*Task to complete*
Make a verbatim copy of the entries below; pictures stay out.

*Stored rows*
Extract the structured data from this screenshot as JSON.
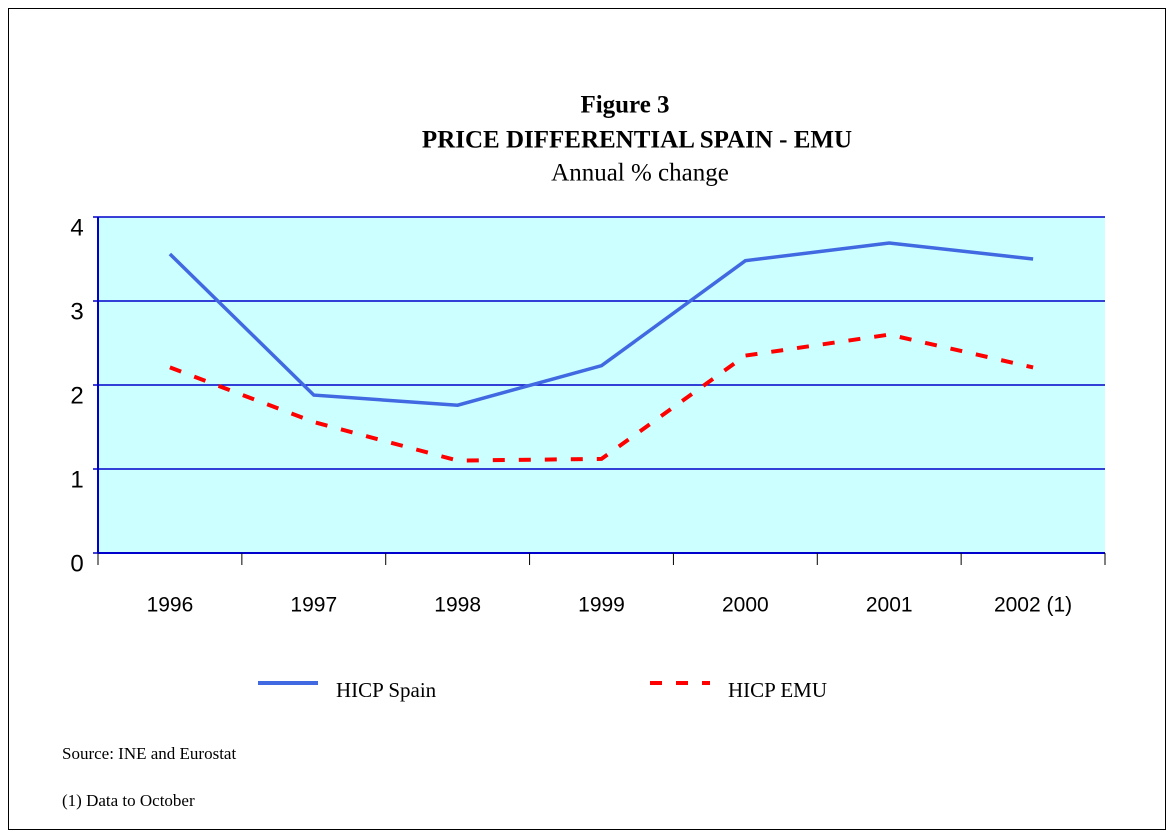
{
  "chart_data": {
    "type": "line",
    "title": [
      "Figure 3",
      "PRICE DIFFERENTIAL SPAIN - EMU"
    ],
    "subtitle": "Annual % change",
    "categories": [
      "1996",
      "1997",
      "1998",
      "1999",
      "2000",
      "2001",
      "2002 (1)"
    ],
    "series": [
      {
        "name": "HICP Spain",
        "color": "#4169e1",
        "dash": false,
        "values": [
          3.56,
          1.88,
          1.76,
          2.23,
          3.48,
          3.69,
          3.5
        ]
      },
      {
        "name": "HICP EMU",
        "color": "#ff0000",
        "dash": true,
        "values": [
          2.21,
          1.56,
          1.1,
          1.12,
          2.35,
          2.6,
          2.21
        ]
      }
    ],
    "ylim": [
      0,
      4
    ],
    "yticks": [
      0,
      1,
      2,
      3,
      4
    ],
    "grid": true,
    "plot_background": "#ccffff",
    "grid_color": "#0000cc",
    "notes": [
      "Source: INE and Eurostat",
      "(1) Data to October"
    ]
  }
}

*Full response*
Extract the structured data from this screenshot as JSON.
{
  "chart_data": {
    "type": "line",
    "title": [
      "Figure 3",
      "PRICE DIFFERENTIAL SPAIN - EMU"
    ],
    "subtitle": "Annual % change",
    "categories": [
      "1996",
      "1997",
      "1998",
      "1999",
      "2000",
      "2001",
      "2002 (1)"
    ],
    "series": [
      {
        "name": "HICP Spain",
        "color": "#4169e1",
        "dash": false,
        "values": [
          3.56,
          1.88,
          1.76,
          2.23,
          3.48,
          3.69,
          3.5
        ]
      },
      {
        "name": "HICP EMU",
        "color": "#ff0000",
        "dash": true,
        "values": [
          2.21,
          1.56,
          1.1,
          1.12,
          2.35,
          2.6,
          2.21
        ]
      }
    ],
    "ylim": [
      0,
      4
    ],
    "yticks": [
      0,
      1,
      2,
      3,
      4
    ],
    "grid": true,
    "plot_background": "#ccffff",
    "grid_color": "#0000cc",
    "notes": [
      "Source: INE and Eurostat",
      "(1) Data to October"
    ]
  }
}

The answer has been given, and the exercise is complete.